Data excerpts:
□ □ □

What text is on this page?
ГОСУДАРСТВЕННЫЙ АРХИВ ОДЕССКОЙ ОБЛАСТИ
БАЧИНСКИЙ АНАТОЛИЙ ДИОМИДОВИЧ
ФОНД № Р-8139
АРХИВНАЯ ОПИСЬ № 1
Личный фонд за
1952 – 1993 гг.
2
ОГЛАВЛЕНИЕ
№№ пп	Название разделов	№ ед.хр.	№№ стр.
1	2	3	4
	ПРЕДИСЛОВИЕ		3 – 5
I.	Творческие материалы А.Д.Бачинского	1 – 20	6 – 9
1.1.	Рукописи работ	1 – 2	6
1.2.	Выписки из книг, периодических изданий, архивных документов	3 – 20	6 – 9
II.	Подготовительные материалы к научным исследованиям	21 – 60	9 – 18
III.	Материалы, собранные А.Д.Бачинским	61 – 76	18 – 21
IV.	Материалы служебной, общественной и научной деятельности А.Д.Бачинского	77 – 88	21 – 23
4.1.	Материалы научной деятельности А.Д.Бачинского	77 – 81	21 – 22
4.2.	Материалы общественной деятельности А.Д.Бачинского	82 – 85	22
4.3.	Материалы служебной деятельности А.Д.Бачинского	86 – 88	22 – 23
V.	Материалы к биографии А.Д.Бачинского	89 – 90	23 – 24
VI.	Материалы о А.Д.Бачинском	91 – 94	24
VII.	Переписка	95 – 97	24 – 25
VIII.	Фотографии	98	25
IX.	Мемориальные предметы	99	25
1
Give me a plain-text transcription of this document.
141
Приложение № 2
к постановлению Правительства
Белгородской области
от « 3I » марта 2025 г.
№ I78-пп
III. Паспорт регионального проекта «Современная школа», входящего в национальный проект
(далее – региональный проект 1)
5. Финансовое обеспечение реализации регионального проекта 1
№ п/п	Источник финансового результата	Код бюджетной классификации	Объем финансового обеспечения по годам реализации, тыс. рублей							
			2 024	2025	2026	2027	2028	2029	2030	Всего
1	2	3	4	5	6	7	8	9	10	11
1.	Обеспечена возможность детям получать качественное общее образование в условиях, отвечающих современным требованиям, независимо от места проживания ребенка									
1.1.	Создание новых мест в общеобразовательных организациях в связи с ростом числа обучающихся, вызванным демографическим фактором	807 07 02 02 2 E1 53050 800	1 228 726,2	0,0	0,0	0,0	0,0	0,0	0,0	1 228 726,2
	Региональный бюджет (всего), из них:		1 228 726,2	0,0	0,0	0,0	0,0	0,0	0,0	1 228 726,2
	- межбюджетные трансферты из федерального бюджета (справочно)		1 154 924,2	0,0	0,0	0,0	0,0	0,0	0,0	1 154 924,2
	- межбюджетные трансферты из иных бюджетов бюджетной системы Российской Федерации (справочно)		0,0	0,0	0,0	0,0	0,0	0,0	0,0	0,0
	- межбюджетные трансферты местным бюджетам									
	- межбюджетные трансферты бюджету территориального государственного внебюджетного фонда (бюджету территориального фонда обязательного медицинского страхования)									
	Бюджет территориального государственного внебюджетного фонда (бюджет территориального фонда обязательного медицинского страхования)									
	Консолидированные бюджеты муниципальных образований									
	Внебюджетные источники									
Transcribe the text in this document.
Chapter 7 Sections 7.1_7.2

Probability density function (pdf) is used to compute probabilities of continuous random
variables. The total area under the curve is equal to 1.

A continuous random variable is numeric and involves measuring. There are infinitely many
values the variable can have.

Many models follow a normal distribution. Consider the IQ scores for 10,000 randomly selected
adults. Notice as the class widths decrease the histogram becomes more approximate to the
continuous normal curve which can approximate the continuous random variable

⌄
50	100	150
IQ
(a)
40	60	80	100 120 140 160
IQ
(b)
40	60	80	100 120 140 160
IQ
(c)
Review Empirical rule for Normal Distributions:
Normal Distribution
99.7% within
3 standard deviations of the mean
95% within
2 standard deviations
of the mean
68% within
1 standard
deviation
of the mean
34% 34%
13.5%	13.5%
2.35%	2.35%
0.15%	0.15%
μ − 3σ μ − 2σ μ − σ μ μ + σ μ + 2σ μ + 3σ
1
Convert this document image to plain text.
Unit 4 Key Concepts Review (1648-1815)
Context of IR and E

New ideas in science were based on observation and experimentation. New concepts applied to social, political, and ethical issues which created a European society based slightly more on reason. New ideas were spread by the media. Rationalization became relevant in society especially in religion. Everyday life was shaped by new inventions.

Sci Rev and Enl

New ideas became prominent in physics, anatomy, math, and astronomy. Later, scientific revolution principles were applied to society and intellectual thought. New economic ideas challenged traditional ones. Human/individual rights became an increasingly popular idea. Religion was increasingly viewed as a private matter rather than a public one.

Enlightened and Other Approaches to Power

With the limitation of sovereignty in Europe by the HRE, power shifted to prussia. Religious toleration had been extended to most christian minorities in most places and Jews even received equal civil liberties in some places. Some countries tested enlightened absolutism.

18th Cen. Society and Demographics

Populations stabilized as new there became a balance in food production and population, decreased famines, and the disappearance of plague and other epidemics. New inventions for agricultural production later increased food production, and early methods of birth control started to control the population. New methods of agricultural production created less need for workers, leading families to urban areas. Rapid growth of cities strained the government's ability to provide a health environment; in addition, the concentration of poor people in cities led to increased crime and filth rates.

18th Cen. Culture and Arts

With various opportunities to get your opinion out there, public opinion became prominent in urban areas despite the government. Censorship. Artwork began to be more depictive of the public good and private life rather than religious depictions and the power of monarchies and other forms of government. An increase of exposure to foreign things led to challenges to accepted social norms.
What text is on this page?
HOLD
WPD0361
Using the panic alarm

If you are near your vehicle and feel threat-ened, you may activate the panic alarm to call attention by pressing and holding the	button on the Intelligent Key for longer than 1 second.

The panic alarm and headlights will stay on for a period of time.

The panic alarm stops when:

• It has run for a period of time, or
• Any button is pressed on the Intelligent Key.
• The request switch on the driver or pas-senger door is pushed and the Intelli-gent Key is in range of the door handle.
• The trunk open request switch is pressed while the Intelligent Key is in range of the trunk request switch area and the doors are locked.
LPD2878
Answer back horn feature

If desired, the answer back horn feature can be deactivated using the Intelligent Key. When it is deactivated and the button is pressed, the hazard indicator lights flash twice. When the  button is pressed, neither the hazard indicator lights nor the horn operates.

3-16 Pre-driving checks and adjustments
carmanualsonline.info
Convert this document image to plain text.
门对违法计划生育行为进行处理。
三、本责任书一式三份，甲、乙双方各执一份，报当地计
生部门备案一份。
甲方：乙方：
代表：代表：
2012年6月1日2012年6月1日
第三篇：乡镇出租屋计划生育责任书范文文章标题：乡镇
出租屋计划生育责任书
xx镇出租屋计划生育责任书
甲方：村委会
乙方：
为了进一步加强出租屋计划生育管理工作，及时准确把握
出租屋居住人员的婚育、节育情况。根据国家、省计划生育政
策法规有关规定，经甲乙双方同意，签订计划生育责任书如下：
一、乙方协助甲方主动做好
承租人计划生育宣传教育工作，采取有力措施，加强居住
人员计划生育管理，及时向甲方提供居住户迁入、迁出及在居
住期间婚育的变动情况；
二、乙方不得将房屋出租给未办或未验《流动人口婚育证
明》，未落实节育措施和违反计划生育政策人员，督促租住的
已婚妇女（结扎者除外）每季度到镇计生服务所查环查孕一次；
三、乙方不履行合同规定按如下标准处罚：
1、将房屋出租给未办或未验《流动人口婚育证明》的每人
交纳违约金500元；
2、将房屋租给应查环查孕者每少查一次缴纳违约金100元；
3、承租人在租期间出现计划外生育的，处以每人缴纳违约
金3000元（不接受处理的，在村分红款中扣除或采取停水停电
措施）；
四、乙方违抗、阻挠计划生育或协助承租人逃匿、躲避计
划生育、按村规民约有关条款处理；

□ □ □

[REQUIRED WORK] Gather all lines from the listing above in which "общественной" occurs.

[EXERCISE RESULT]
IV.	Материалы служебной, общественной и научной деятельности А.Д.Бачинского	77 – 88	21 – 23
4.2.	Материалы общественной деятельности А.Д.Бачинского	82 – 85	22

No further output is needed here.